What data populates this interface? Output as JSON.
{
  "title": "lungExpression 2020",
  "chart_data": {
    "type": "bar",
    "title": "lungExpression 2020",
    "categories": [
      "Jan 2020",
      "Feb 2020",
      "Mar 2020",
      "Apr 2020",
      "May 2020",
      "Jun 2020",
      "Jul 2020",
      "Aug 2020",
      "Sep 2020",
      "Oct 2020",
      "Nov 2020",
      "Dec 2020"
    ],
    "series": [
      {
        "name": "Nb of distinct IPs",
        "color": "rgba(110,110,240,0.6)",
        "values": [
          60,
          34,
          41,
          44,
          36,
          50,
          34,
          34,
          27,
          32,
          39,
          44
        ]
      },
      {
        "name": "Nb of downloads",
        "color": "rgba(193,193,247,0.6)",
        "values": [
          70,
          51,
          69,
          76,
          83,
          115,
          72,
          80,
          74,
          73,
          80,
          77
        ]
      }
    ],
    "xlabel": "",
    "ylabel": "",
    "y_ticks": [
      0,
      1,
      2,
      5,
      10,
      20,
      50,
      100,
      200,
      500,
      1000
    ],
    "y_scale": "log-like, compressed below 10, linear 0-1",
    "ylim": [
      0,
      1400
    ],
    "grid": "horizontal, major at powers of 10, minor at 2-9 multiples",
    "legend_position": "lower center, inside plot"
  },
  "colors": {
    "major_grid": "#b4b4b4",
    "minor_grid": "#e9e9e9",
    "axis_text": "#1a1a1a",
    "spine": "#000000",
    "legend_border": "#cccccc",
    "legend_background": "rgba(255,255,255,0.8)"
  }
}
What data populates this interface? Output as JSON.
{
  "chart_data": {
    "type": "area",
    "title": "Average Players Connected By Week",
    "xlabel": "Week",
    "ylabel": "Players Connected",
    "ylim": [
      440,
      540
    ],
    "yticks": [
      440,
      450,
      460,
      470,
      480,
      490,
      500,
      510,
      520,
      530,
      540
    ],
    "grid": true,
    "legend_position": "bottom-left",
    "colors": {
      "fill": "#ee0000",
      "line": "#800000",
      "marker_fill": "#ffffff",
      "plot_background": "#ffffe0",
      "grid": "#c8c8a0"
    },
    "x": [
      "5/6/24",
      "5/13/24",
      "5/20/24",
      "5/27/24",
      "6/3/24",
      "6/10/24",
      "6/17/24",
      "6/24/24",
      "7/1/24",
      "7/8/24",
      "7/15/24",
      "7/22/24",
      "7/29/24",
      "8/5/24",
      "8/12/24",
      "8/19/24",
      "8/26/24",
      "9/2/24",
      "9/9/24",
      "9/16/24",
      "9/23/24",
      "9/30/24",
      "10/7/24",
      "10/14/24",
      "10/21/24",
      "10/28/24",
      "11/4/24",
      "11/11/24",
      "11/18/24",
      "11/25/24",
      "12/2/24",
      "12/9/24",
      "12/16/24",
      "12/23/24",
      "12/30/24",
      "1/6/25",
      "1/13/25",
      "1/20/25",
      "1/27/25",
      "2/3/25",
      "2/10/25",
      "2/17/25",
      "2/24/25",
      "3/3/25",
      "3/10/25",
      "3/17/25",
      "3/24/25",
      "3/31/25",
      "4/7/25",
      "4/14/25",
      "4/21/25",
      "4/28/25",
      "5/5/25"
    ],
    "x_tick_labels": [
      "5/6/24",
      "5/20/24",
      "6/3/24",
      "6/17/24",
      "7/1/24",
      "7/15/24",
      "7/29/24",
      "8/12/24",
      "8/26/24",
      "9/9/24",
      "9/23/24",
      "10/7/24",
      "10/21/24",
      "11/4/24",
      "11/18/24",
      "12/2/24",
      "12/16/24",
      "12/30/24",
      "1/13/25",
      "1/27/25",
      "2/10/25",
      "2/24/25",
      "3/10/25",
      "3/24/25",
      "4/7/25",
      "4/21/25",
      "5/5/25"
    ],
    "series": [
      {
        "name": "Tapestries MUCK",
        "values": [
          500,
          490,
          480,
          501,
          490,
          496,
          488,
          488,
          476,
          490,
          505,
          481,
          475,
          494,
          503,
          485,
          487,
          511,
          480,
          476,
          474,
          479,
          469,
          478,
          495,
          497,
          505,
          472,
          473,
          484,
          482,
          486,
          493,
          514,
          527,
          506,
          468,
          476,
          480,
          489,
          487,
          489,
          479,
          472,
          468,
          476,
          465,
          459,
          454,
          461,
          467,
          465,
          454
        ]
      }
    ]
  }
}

**WHAT YOU WILL DO:** Return every record, word for word.

**RESULT OF THE EXERCISE:**
What data populates this interface? Output as JSON.
{
  "title": "lungExpression 2020",
  "chart_data": {
    "type": "bar",
    "title": "lungExpression 2020",
    "categories": [
      "Jan 2020",
      "Feb 2020",
      "Mar 2020",
      "Apr 2020",
      "May 2020",
      "Jun 2020",
      "Jul 2020",
      "Aug 2020",
      "Sep 2020",
      "Oct 2020",
      "Nov 2020",
      "Dec 2020"
    ],
    "series": [
      {
        "name": "Nb of distinct IPs",
        "color": "rgba(110,110,240,0.6)",
        "values": [
          60,
          34,
          41,
          44,
          36,
          50,
          34,
          34,
          27,
          32,
          39,
          44
        ]
      },
      {
        "name": "Nb of downloads",
        "color": "rgba(193,193,247,0.6)",
        "values": [
          70,
          51,
          69,
          76,
          83,
          115,
          72,
          80,
          74,
          73,
          80,
          77
        ]
      }
    ],
    "xlabel": "",
    "ylabel": "",
    "y_ticks": [
      0,
      1,
      2,
      5,
      10,
      20,
      50,
      100,
      200,
      500,
      1000
    ],
    "y_scale": "log-like, compressed below 10, linear 0-1",
    "ylim": [
      0,
      1400
    ],
    "grid": "horizontal, major at powers of 10, minor at 2-9 multiples",
    "legend_position": "lower center, inside plot"
  },
  "colors": {
    "major_grid": "#b4b4b4",
    "minor_grid": "#e9e9e9",
    "axis_text": "#1a1a1a",
    "spine": "#000000",
    "legend_border": "#cccccc",
    "legend_background": "rgba(255,255,255,0.8)"
  }
}
What data populates this interface? Output as JSON.
{
  "chart_data": {
    "type": "area",
    "title": "Average Players Connected By Week",
    "xlabel": "Week",
    "ylabel": "Players Connected",
    "ylim": [
      440,
      540
    ],
    "yticks": [
      440,
      450,
      460,
      470,
      480,
      490,
      500,
      510,
      520,
      530,
      540
    ],
    "grid": true,
    "legend_position": "bottom-left",
    "colors": {
      "fill": "#ee0000",
      "line": "#800000",
      "marker_fill": "#ffffff",
      "plot_background": "#ffffe0",
      "grid": "#c8c8a0"
    },
    "x": [
      "5/6/24",
      "5/13/24",
      "5/20/24",
      "5/27/24",
      "6/3/24",
      "6/10/24",
      "6/17/24",
      "6/24/24",
      "7/1/24",
      "7/8/24",
      "7/15/24",
      "7/22/24",
      "7/29/24",
      "8/5/24",
      "8/12/24",
      "8/19/24",
      "8/26/24",
      "9/2/24",
      "9/9/24",
      "9/16/24",
      "9/23/24",
      "9/30/24",
      "10/7/24",
      "10/14/24",
      "10/21/24",
      "10/28/24",
      "11/4/24",
      "11/11/24",
      "11/18/24",
      "11/25/24",
      "12/2/24",
      "12/9/24",
      "12/16/24",
      "12/23/24",
      "12/30/24",
      "1/6/25",
      "1/13/25",
      "1/20/25",
      "1/27/25",
      "2/3/25",
      "2/10/25",
      "2/17/25",
      "2/24/25",
      "3/3/25",
      "3/10/25",
      "3/17/25",
      "3/24/25",
      "3/31/25",
      "4/7/25",
      "4/14/25",
      "4/21/25",
      "4/28/25",
      "5/5/25"
    ],
    "x_tick_labels": [
      "5/6/24",
      "5/20/24",
      "6/3/24",
      "6/17/24",
      "7/1/24",
      "7/15/24",
      "7/29/24",
      "8/12/24",
      "8/26/24",
      "9/9/24",
      "9/23/24",
      "10/7/24",
      "10/21/24",
      "11/4/24",
      "11/18/24",
      "12/2/24",
      "12/16/24",
      "12/30/24",
      "1/13/25",
      "1/27/25",
      "2/10/25",
      "2/24/25",
      "3/10/25",
      "3/24/25",
      "4/7/25",
      "4/21/25",
      "5/5/25"
    ],
    "series": [
      {
        "name": "Tapestries MUCK",
        "values": [
          500,
          490,
          480,
          501,
          490,
          496,
          488,
          488,
          476,
          490,
          505,
          481,
          475,
          494,
          503,
          485,
          487,
          511,
          480,
          476,
          474,
          479,
          469,
          478,
          495,
          497,
          505,
          472,
          473,
          484,
          482,
          486,
          493,
          514,
          527,
          506,
          468,
          476,
          480,
          489,
          487,
          489,
          479,
          472,
          468,
          476,
          465,
          459,
          454,
          461,
          467,
          465,
          454
        ]
      }
    ]
  }
}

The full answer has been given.